◆ Source document
++++++++++++++++++++

# Minature Model Construction & Photography



## smoke665 (Jan 30, 2017)

I stumbled across the interesting artistry of creating minature model dioramas and then photographing them for a realistic scene. Below are a couple of examples. The first are artists that use cardboard of all things to create street scenes. The steps they go through to turn the mundane material into something magical are unreal.

These Intricate Cardboard Models Perfectly Capture the Look and Feel of World Cities      |     Arts & Culture | Smithsonian

The second uses model cars to create life like scenes with a point and shoot camera. Makes me wish I would have hung onto to the kids Hot Wheels.

https://petapixel.com/2013/10/14/li...t-using-model-cars-forced-perspective-250-ps/

I found a few more, but these give an idea of the art they create. Anyone else outhat there on TPF actually do this?


----------



## astroNikon (Jan 30, 2017)

that 2nd one has been floating around facebook for a while.
Pretty neat considering the detail.
One that I saw showed a hood like it would look like after a lost of dust buildup and then a light rain sprinkle.  Some great detail in those setups.


----------



## smoke665 (Jan 30, 2017)

astroNikon said:


> Pretty neat considering the detail



Interesting comments by the artist in the second one:
1. Lower resolution cameras are better. The theory being there is less detail captured that could lead to detection.
2. Every detail has to be considered from the proportion of everything from door knobs to shingles, to as you mention the careful application of dust.

The first one, I was surprised that the artists rarely "duplicated exactly" the scenes they depicted, but were an artistic vision designed to imply to the viewer the location. Spooky how well they do it?


----------



## astroNikon (Jan 30, 2017)

Yes, the smaller the sensor the better too for maximum depth of field.
I bought a P7800 last year for a project in which I needed maximum DOF thus a small sensor was needed versus a APS-C or larger.   The image quality was more graininess-like which was perfect.  But definitely not highly detailed like an APS-C.


----------



## limr (Jan 30, 2017)

There's a documentary short on those Elgin Park miniatures. Quite fascinating, really.

Elgin Park by Danny Yourd | Documentary Short Film


----------



## smoke665 (Jan 30, 2017)

@limr I watched it a few days ago. Fascinating indeed.


----------



## jcdeboever (Jan 30, 2017)

Very cool. I prefer the second link. Thanks for sharing.


----------



## table1349 (Jan 30, 2017)

I believe it was the Science Channel show How It's Made that had an episode showing how such miniature scenes were created and photographed.  Both of the links by previous posters are much more interesting and realistic, but it was informative to show how the whole process was done.


----------



## smoke665 (Jan 30, 2017)

@gryphonslair99 I'm always amazed at the creativity of those who can make something beautiful out of the ordinary. In the first they told how they would "age" the cardboard to make it resemble buildings. Seriously, they might teach basic techniques, but the ability to visualize and implement is something you're born with!


----------



## table1349 (Jan 30, 2017)

smoke665 said:


> @gryphonslair99 I'm always amazed at the creativity of those who can make something beautiful out of the ordinary. In the first they told how they would "age" the cardboard to make it resemble buildings. Seriously, they might teach basic techniques, but the ability to visualize and implement is something you're born with!


What amazed me was some of the materials used to create the miniature.  Things I would never think of to use for a totally different purpose.   I finally found it, it was Season 24, Episode 1. Saunas, Wheelchair Lifts, and Dioramas.


----------



## smoke665 (Jan 30, 2017)

gryphonslair99 said:


> I finally found it, it was Season 24, Episode 1



Thanks for sharing, just watched it. I was surprised that they used an 8x10 film camera to photograph the final result, that's contrary to the others.


----------

++++++++++++++++++++

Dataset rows
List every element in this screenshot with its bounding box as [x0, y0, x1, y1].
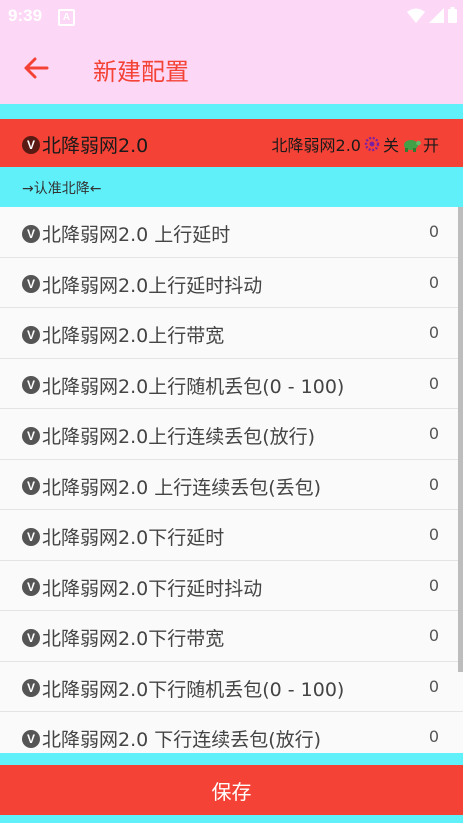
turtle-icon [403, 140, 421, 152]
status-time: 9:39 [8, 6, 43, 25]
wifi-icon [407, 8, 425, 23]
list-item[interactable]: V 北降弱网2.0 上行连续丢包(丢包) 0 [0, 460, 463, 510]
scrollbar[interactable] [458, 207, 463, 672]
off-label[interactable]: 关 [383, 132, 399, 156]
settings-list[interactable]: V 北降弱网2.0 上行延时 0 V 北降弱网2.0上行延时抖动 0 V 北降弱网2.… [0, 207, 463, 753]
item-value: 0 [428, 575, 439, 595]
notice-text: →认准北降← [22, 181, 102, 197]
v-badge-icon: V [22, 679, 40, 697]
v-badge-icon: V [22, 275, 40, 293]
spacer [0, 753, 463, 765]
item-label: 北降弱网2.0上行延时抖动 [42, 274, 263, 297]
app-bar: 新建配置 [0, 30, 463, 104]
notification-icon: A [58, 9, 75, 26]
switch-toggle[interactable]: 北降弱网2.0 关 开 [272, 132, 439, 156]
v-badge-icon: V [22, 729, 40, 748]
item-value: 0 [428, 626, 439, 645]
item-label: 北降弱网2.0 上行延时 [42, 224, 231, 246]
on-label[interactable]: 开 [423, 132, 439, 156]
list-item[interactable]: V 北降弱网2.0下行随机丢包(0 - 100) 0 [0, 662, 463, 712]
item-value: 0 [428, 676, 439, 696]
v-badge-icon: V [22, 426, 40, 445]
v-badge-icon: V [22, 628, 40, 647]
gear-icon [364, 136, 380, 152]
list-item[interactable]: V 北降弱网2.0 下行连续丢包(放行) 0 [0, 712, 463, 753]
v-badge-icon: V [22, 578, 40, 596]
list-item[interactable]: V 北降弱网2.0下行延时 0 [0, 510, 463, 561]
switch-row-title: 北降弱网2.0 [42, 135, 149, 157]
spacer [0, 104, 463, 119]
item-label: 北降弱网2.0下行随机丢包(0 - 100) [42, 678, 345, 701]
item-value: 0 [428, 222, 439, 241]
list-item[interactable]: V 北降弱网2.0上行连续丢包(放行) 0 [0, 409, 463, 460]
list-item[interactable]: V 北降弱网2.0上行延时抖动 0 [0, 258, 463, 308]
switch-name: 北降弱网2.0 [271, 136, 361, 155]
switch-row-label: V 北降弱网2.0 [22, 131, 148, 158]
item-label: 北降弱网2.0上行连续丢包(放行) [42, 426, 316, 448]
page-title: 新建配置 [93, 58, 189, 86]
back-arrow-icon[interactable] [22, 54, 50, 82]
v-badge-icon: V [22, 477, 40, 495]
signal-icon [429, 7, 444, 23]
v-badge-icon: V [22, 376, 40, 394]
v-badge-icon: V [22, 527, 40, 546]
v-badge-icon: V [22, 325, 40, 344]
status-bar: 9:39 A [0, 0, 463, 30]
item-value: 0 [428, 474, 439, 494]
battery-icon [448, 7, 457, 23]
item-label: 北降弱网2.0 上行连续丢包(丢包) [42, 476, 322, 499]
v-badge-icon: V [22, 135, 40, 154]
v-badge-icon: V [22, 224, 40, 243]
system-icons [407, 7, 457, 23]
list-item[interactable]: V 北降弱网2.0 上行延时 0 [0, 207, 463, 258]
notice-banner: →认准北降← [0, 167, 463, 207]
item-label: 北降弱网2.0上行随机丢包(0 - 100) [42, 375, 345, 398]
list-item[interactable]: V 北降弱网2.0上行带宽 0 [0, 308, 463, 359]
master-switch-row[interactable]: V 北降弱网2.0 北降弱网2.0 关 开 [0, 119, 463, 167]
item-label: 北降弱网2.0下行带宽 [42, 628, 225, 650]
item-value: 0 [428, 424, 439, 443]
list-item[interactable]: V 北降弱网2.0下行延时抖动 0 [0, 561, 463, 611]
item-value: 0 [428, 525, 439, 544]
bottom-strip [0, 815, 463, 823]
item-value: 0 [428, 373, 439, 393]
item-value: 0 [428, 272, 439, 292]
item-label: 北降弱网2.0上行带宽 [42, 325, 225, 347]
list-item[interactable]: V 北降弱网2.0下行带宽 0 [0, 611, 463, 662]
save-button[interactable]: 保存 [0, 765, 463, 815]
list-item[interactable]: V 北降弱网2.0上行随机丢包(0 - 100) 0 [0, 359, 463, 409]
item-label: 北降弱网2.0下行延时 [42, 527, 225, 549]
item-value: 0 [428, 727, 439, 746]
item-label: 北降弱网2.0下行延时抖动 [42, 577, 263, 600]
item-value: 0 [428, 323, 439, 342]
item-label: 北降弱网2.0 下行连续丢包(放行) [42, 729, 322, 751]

++++++++++++++++++++

◆ Requirements
a. Reproduce the part of the thread on miniature model photography from "The first one, I" up to and including "depth of field.".
b. Write out the lines of the listing from the line with "turtle-icon [403, 140, 421, 152]" up to and including the line with "off-label[interactable]: 关 [383, 132, 399, 156]" as a numbered list with blank lines omitted, giving only those lines.
The forum thread and the listing are unrelated.

◆ Answers for the exercise
a.
The first one, I was surprised that the artists rarely "duplicated exactly" the scenes they depicted, but were an artistic vision designed to imply to the viewer the location. Spooky how well they do it?


----------



## astroNikon (Jan 30, 2017)

Yes, the smaller the sensor the better too for maximum depth of field.

b.
1. turtle-icon [403, 140, 421, 152]
2. status-time: 9:39 [8, 6, 43, 25]
3. wifi-icon [407, 8, 425, 23]
4. list-item[interactable]: V 北降弱网2.0 上行连续丢包(丢包) 0 [0, 460, 463, 510]
5. scrollbar[interactable] [458, 207, 463, 672]
6. off-label[interactable]: 关 [383, 132, 399, 156]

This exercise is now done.